### The task
Go through the listing below and gather every line with the word "screenshot".

(Some records)
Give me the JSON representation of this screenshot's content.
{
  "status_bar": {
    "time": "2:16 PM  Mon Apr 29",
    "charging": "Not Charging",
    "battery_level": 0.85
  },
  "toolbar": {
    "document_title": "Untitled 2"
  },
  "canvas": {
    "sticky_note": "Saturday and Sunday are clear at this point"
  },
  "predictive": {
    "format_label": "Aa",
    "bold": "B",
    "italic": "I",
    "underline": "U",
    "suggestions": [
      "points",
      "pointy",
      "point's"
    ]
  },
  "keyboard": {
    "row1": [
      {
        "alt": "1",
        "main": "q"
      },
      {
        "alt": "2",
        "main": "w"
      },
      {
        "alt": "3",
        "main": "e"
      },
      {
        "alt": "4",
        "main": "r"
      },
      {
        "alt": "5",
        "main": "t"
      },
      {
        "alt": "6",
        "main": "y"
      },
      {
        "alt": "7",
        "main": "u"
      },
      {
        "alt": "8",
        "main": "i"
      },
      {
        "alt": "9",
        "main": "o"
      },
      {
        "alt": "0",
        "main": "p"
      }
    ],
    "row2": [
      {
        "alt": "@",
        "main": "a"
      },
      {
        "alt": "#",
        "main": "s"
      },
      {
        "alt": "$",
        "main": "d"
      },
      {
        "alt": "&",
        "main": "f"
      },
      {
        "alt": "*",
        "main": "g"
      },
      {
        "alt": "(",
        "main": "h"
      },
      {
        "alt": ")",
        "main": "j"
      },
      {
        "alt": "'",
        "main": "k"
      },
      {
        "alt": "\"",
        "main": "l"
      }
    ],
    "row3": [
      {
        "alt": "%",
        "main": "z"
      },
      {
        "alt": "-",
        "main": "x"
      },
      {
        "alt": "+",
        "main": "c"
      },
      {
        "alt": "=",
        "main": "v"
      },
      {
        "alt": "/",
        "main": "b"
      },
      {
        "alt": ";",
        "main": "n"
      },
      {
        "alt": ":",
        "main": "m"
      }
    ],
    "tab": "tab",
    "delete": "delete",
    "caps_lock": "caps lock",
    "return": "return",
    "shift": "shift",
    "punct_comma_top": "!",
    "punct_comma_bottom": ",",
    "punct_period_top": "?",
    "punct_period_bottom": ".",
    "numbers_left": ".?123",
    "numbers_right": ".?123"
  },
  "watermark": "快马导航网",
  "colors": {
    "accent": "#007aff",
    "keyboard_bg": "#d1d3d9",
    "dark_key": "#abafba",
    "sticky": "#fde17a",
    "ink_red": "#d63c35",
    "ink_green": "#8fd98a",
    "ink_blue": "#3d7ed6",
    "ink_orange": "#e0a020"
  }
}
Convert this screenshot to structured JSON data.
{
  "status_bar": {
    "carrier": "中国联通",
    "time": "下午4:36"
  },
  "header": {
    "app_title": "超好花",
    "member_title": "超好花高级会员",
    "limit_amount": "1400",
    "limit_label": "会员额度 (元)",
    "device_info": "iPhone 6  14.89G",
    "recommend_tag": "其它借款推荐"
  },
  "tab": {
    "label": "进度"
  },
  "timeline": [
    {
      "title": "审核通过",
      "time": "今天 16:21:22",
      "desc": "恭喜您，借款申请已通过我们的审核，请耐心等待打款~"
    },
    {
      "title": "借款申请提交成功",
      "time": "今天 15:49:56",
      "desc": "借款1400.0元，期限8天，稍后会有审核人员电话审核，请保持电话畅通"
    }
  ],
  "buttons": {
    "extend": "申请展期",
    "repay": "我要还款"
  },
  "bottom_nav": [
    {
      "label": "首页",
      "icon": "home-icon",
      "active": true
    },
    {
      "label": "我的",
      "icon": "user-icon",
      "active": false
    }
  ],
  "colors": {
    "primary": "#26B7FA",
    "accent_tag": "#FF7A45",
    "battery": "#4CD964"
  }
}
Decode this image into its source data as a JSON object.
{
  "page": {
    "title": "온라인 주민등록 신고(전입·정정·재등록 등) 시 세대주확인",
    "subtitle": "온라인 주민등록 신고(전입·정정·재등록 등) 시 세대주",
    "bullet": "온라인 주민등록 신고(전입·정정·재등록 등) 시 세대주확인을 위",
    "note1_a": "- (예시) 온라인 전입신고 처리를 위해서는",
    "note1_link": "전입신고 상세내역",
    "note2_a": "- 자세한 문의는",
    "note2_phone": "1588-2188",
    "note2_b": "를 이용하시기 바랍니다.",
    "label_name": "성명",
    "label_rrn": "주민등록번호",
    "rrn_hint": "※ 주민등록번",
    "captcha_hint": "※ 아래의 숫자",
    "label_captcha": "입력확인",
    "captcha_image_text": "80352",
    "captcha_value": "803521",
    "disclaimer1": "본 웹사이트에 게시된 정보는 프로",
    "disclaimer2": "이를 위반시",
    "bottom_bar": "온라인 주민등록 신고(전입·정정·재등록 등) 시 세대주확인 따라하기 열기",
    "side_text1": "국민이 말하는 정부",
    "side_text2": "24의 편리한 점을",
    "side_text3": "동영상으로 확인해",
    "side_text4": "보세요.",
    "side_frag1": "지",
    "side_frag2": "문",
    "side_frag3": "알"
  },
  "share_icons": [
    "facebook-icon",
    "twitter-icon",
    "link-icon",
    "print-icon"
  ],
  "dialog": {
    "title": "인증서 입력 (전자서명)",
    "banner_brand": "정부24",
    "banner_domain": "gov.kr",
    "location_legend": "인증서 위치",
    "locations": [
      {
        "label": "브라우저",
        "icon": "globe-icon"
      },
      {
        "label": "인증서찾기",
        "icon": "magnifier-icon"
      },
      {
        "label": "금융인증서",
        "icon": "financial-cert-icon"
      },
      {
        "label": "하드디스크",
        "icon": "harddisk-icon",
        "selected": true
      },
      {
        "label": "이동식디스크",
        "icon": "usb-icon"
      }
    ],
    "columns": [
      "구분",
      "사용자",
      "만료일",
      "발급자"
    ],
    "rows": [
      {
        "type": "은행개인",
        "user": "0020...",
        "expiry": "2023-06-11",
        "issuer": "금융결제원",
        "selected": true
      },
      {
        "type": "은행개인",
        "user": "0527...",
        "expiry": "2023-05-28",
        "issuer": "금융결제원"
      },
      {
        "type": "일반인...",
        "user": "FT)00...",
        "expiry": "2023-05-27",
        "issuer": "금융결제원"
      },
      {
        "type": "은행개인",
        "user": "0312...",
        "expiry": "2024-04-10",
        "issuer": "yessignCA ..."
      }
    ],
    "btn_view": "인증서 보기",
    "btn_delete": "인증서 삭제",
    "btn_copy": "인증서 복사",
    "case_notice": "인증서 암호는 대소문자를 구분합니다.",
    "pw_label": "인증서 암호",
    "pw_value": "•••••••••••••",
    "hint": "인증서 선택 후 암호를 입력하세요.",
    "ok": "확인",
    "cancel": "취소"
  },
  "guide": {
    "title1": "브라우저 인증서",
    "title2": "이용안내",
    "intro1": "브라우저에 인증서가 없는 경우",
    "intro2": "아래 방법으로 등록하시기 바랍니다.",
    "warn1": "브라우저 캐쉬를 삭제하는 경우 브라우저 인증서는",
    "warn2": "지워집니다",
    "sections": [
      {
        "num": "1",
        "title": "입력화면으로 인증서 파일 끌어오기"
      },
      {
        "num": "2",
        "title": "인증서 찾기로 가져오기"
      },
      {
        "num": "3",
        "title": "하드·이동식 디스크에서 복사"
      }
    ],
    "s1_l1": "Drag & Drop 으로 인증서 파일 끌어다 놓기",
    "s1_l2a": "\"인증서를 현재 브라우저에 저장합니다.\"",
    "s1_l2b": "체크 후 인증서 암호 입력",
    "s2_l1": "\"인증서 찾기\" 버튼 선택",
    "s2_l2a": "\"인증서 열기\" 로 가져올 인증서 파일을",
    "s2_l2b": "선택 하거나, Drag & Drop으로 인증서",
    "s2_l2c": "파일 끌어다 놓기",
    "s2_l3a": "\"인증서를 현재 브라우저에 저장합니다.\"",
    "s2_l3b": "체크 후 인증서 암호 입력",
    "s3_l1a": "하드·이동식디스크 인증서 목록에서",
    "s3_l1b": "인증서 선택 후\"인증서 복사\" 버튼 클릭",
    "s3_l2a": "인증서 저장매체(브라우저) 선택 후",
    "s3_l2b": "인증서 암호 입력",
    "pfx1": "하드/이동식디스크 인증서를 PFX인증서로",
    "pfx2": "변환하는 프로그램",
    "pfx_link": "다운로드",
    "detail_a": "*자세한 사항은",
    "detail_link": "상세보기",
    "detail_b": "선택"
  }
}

### Finished task
Give me the JSON representation of this screenshot's content.
Convert this screenshot to structured JSON data.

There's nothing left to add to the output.